Goal of the exercise:
Every line of the data must be copied exactly.
— START Listed entries —
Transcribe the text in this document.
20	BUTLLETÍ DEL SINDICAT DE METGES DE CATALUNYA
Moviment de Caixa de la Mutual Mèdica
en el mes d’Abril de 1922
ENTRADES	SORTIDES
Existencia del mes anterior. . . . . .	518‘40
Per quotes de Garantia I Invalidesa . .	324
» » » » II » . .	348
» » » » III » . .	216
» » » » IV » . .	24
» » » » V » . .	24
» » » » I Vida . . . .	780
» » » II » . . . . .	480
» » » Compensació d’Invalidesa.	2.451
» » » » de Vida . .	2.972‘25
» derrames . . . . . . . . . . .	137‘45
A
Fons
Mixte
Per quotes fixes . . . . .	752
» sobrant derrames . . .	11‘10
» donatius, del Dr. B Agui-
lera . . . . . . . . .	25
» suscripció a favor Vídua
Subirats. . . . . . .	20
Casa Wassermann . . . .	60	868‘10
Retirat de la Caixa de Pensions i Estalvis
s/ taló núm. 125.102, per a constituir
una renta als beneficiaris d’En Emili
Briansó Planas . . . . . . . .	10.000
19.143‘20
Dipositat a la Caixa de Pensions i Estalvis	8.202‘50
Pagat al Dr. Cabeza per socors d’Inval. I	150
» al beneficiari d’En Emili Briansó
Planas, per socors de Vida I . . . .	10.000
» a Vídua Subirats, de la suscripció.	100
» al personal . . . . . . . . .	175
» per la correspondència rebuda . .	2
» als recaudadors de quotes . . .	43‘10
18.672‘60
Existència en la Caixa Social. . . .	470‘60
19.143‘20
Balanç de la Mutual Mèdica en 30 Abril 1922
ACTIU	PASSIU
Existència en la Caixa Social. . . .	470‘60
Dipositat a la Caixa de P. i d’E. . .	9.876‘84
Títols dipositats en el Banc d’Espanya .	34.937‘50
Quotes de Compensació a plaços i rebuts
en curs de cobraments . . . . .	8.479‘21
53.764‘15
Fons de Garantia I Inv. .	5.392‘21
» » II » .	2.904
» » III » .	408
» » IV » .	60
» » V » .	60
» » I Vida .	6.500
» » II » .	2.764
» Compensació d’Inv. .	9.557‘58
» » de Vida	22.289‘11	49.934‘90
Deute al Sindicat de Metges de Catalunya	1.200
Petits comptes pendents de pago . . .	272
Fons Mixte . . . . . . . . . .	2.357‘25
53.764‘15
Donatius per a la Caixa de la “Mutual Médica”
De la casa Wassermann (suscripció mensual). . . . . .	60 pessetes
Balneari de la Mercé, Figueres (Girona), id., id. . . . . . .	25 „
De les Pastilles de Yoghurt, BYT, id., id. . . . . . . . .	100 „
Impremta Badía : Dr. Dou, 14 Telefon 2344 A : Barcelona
— END Listed entries —
Exercise output:
Transcribe the text in this document.
20	BUTLLETÍ DEL SINDICAT DE METGES DE CATALUNYA
Moviment de Caixa de la Mutual Mèdica
en el mes d’Abril de 1922
ENTRADES	SORTIDES
Existencia del mes anterior. . . . . .	518‘40
Per quotes de Garantia I Invalidesa . .	324
» » » » II » . .	348
» » » » III » . .	216
» » » » IV » . .	24
» » » » V » . .	24
» » » » I Vida . . . .	780
» » » II » . . . . .	480
» » » Compensació d’Invalidesa.	2.451
» » » » de Vida . .	2.972‘25
» derrames . . . . . . . . . . .	137‘45
A
Fons
Mixte
Per quotes fixes . . . . .	752
» sobrant derrames . . .	11‘10
» donatius, del Dr. B Agui-
lera . . . . . . . . .	25
» suscripció a favor Vídua
Subirats. . . . . . .	20
Casa Wassermann . . . .	60	868‘10
Retirat de la Caixa de Pensions i Estalvis
s/ taló núm. 125.102, per a constituir
una renta als beneficiaris d’En Emili
Briansó Planas . . . . . . . .	10.000
19.143‘20
Dipositat a la Caixa de Pensions i Estalvis	8.202‘50
Pagat al Dr. Cabeza per socors d’Inval. I	150
» al beneficiari d’En Emili Briansó
Planas, per socors de Vida I . . . .	10.000
» a Vídua Subirats, de la suscripció.	100
» al personal . . . . . . . . .	175
» per la correspondència rebuda . .	2
» als recaudadors de quotes . . .	43‘10
18.672‘60
Existència en la Caixa Social. . . .	470‘60
19.143‘20
Balanç de la Mutual Mèdica en 30 Abril 1922
ACTIU	PASSIU
Existència en la Caixa Social. . . .	470‘60
Dipositat a la Caixa de P. i d’E. . .	9.876‘84
Títols dipositats en el Banc d’Espanya .	34.937‘50
Quotes de Compensació a plaços i rebuts
en curs de cobraments . . . . .	8.479‘21
53.764‘15
Fons de Garantia I Inv. .	5.392‘21
» » II » .	2.904
» » III » .	408
» » IV » .	60
» » V » .	60
» » I Vida .	6.500
» » II » .	2.764
» Compensació d’Inv. .	9.557‘58
» » de Vida	22.289‘11	49.934‘90
Deute al Sindicat de Metges de Catalunya	1.200
Petits comptes pendents de pago . . .	272
Fons Mixte . . . . . . . . . .	2.357‘25
53.764‘15
Donatius per a la Caixa de la “Mutual Médica”
De la casa Wassermann (suscripció mensual). . . . . .	60 pessetes
Balneari de la Mercé, Figueres (Girona), id., id. . . . . . .	25 „
De les Pastilles de Yoghurt, BYT, id., id. . . . . . . . .	100 „
Impremta Badía : Dr. Dou, 14 Telefon 2344 A : Barcelona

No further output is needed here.